* **EXERCISE TASK**
Pick out every line in the data below that holds "JSON".

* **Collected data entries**
_ _ _ _ _

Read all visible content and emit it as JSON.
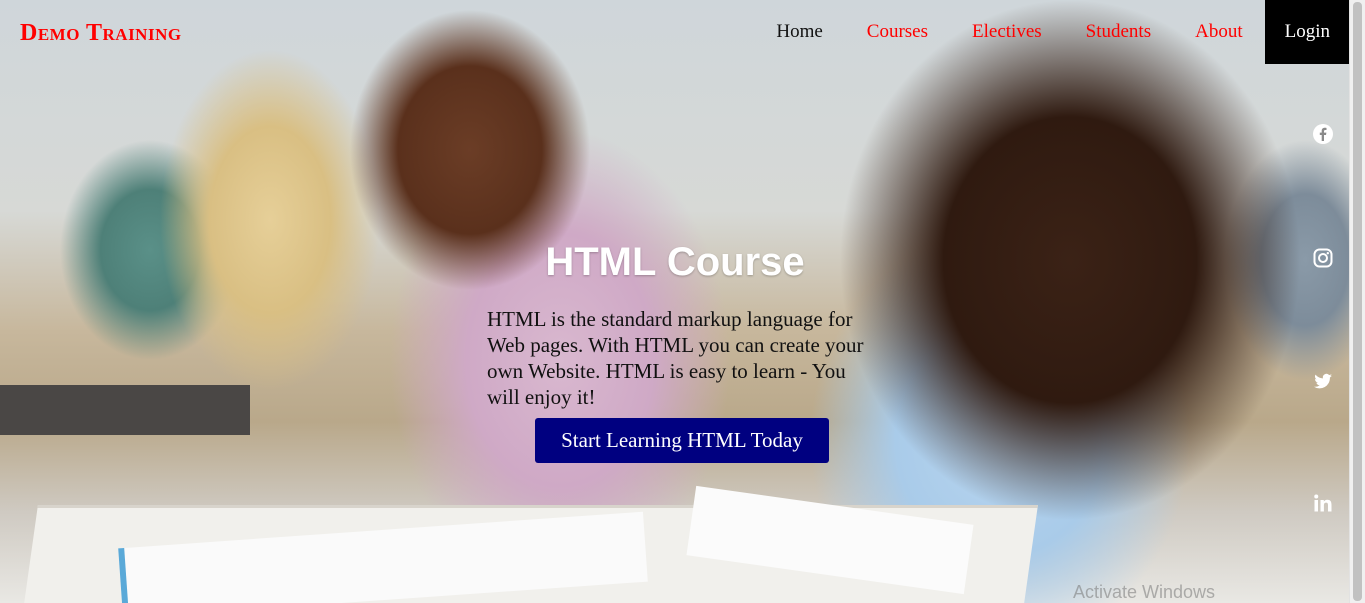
{
  "brand": {
    "text": "Demo Training",
    "color": "#ff0000"
  },
  "nav": {
    "items": [
      {
        "label": "Home",
        "color": "#111111"
      },
      {
        "label": "Courses",
        "color": "#ff0000"
      },
      {
        "label": "Electives",
        "color": "#ff0000"
      },
      {
        "label": "Students",
        "color": "#ff0000"
      },
      {
        "label": "About",
        "color": "#ff0000"
      }
    ],
    "login_label": "Login"
  },
  "hero": {
    "title": "HTML Course",
    "description": "HTML is the standard markup language for Web pages. With HTML you can create your own Website. HTML is easy to learn - You will enjoy it!",
    "cta_label": "Start Learning HTML Today",
    "cta_color": "#000080"
  },
  "social": {
    "icons": [
      "facebook-icon",
      "instagram-icon",
      "twitter-icon",
      "linkedin-icon"
    ]
  },
  "watermark": "Activate Windows"
}
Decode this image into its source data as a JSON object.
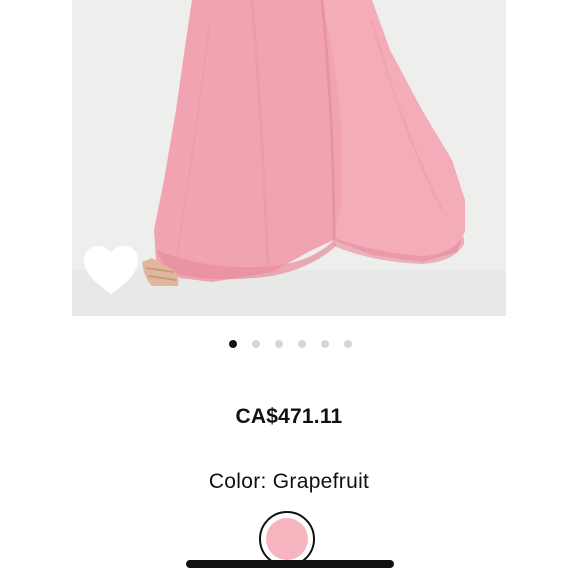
{
  "product": {
    "price": "CA$471.11",
    "color_label": "Color:",
    "color_name": "Grapefruit",
    "color_hex": "#f7b5bf"
  },
  "image_carousel": {
    "total_images": 6,
    "active_index": 0
  },
  "wishlist": {
    "icon": "heart-icon",
    "state": "not-saved"
  },
  "colors": {
    "dress_pink": "#f2a3b1",
    "dress_shadow": "#e58b9c",
    "backdrop": "#eeeeec",
    "dot_active": "#111111",
    "dot_inactive": "#d6d6d6"
  }
}
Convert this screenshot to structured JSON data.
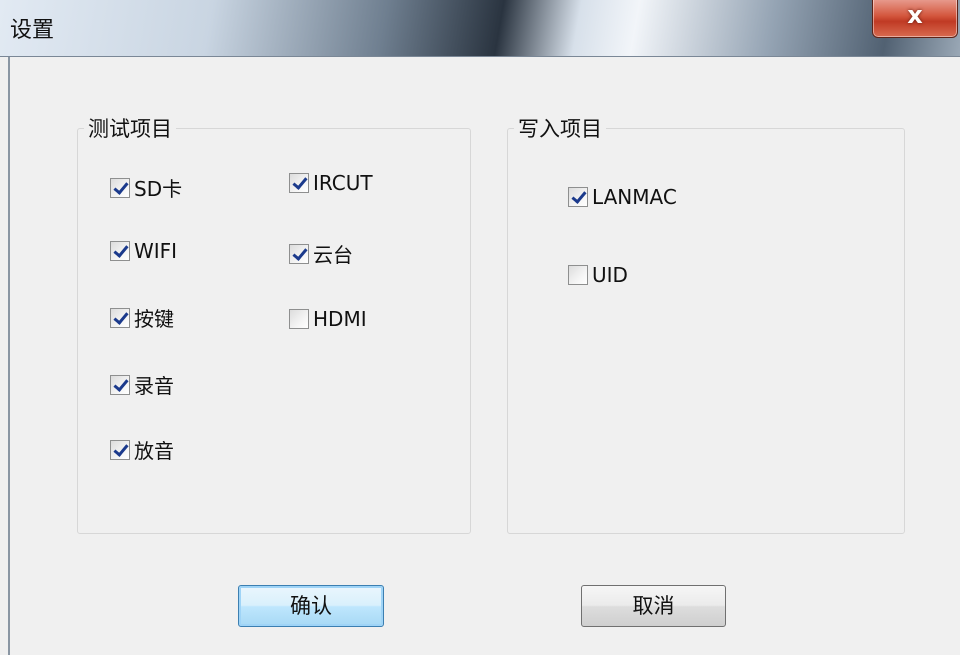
{
  "window": {
    "title": "设置",
    "close_glyph": "x"
  },
  "test_group": {
    "legend": "测试项目",
    "items": [
      {
        "label": "SD卡",
        "checked": true
      },
      {
        "label": "WIFI",
        "checked": true
      },
      {
        "label": "按键",
        "checked": true
      },
      {
        "label": "录音",
        "checked": true
      },
      {
        "label": "放音",
        "checked": true
      },
      {
        "label": "IRCUT",
        "checked": true
      },
      {
        "label": "云台",
        "checked": true
      },
      {
        "label": "HDMI",
        "checked": false
      }
    ]
  },
  "write_group": {
    "legend": "写入项目",
    "items": [
      {
        "label": "LANMAC",
        "checked": true
      },
      {
        "label": "UID",
        "checked": false
      }
    ]
  },
  "buttons": {
    "confirm": "确认",
    "cancel": "取消"
  },
  "colors": {
    "checkmark": "#1b3a8c",
    "close_button": "#c03a24",
    "default_button_border": "#3c7fb1"
  }
}
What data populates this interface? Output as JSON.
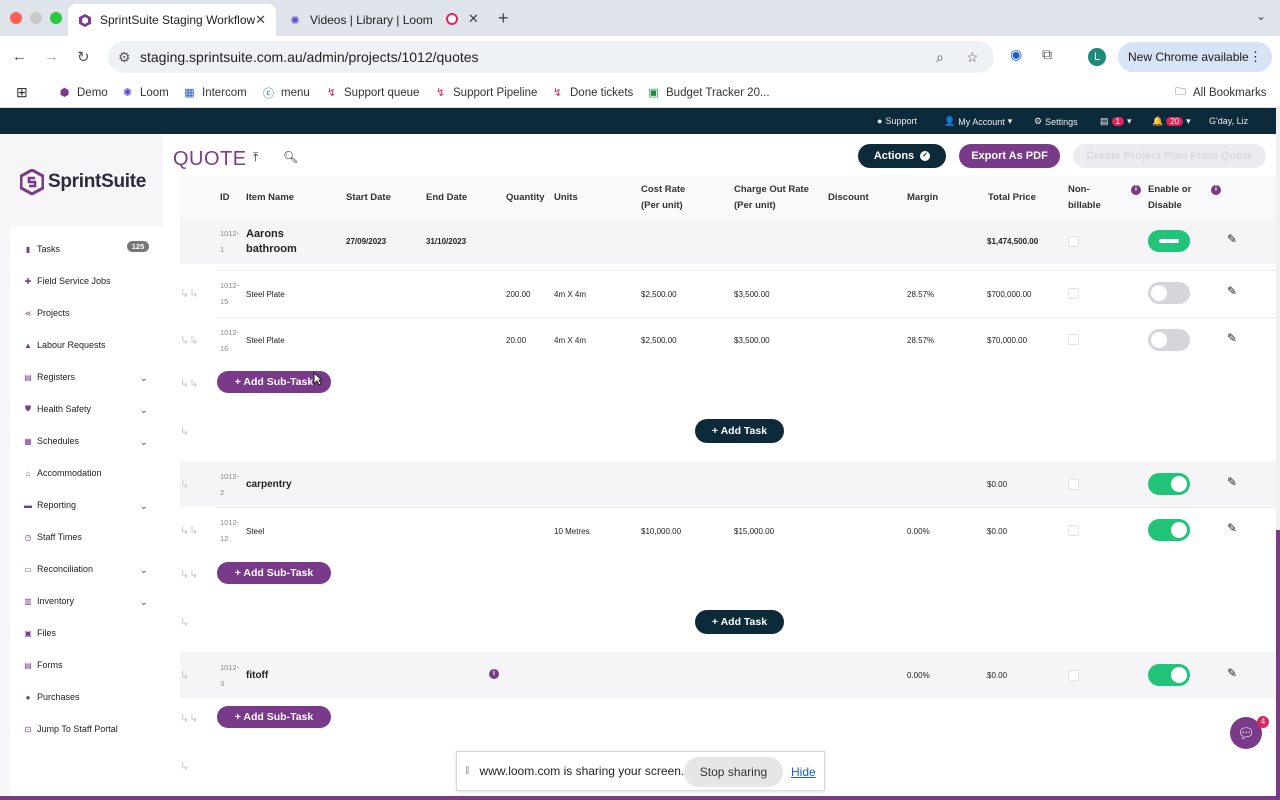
{
  "browser": {
    "tabs": [
      {
        "title": "SprintSuite Staging Workflow",
        "active": true
      },
      {
        "title": "Videos | Library | Loom",
        "active": false
      }
    ],
    "url": "staging.sprintsuite.com.au/admin/projects/1012/quotes",
    "profile_initial": "L",
    "update_label": "New Chrome available",
    "bookmarks": [
      "Demo",
      "Loom",
      "Intercom",
      "menu",
      "Support queue",
      "Support Pipeline",
      "Done tickets",
      "Budget Tracker 20..."
    ],
    "all_bookmarks": "All Bookmarks"
  },
  "appbar": {
    "support": "Support",
    "account": "My Account",
    "settings": "Settings",
    "doc_count": "1",
    "notif_count": "20",
    "greeting": "G'day, Liz"
  },
  "sidebar": {
    "brand": "SprintSuite",
    "tasks_badge": "125",
    "items": [
      {
        "label": "Tasks",
        "icon": "tasks-icon",
        "chevron": false
      },
      {
        "label": "Field Service Jobs",
        "icon": "field-service-icon",
        "chevron": false
      },
      {
        "label": "Projects",
        "icon": "projects-icon",
        "chevron": false
      },
      {
        "label": "Labour Requests",
        "icon": "labour-icon",
        "chevron": false
      },
      {
        "label": "Registers",
        "icon": "registers-icon",
        "chevron": true
      },
      {
        "label": "Health Safety",
        "icon": "shield-icon",
        "chevron": true
      },
      {
        "label": "Schedules",
        "icon": "schedules-icon",
        "chevron": true
      },
      {
        "label": "Accommodation",
        "icon": "home-icon",
        "chevron": false
      },
      {
        "label": "Reporting",
        "icon": "reporting-icon",
        "chevron": true
      },
      {
        "label": "Staff Times",
        "icon": "clock-icon",
        "chevron": false
      },
      {
        "label": "Reconciliation",
        "icon": "reconciliation-icon",
        "chevron": true
      },
      {
        "label": "Inventory",
        "icon": "inventory-icon",
        "chevron": true
      },
      {
        "label": "Files",
        "icon": "files-icon",
        "chevron": false
      },
      {
        "label": "Forms",
        "icon": "forms-icon",
        "chevron": false
      },
      {
        "label": "Purchases",
        "icon": "purchases-icon",
        "chevron": false
      },
      {
        "label": "Jump To Staff Portal",
        "icon": "portal-icon",
        "chevron": false
      }
    ]
  },
  "page": {
    "title": "QUOTE",
    "actions_label": "Actions",
    "export_label": "Export As PDF",
    "create_plan_label": "Create Project Plan From Quote"
  },
  "table": {
    "headers": {
      "id": "ID",
      "item_name": "Item Name",
      "start_date": "Start Date",
      "end_date": "End Date",
      "quantity": "Quantity",
      "units": "Units",
      "cost_rate": "Cost Rate",
      "cost_rate_sub": "(Per unit)",
      "charge_rate": "Charge Out Rate",
      "charge_rate_sub": "(Per unit)",
      "discount": "Discount",
      "margin": "Margin",
      "total_price": "Total Price",
      "non_billable": "Non-",
      "non_billable_sub": "billable",
      "enable": "Enable or",
      "enable_sub": "Disable"
    },
    "rows": {
      "r1": {
        "id1": "1012-",
        "id2": "1",
        "name": "Aarons bathroom",
        "start": "27/09/2023",
        "end": "31/10/2023",
        "total": "$1,474,500.00"
      },
      "r2": {
        "id1": "1012-",
        "id2": "15",
        "name": "Steel Plate",
        "qty": "200.00",
        "units": "4m X 4m",
        "cost": "$2,500.00",
        "charge": "$3,500.00",
        "margin": "28.57%",
        "total": "$700,000.00"
      },
      "r3": {
        "id1": "1012-",
        "id2": "16",
        "name": "Steel Plate",
        "qty": "20.00",
        "units": "4m X 4m",
        "cost": "$2,500.00",
        "charge": "$3,500.00",
        "margin": "28.57%",
        "total": "$70,000.00"
      },
      "r4": {
        "id1": "1012-",
        "id2": "2",
        "name": "carpentry",
        "total": "$0.00"
      },
      "r5": {
        "id1": "1012-",
        "id2": "12",
        "name": "Steel",
        "units": "10 Metres",
        "cost": "$10,000.00",
        "charge": "$15,000.00",
        "margin": "0.00%",
        "total": "$0.00"
      },
      "r6": {
        "id1": "1012-",
        "id2": "3",
        "name": "fitoff",
        "margin": "0.00%",
        "total": "$0.00"
      }
    },
    "add_subtask": "+ Add Sub-Task",
    "add_task": "+ Add Task"
  },
  "share_bar": {
    "message": "www.loom.com is sharing your screen.",
    "stop": "Stop sharing",
    "hide": "Hide"
  },
  "chat_badge": "4",
  "colors": {
    "brand": "#7a3a8a",
    "dark": "#0d2a3a",
    "toggle_on": "#22c47a",
    "toggle_off": "#d6d6da"
  }
}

_ _ _ _ _

* **COMPLETED EXERCISE**
Read all visible content and emit it as JSON.
Decode this image into its source data as a JSON object.
Convert this screenshot to structured JSON data.
What data populates this interface? Output as JSON.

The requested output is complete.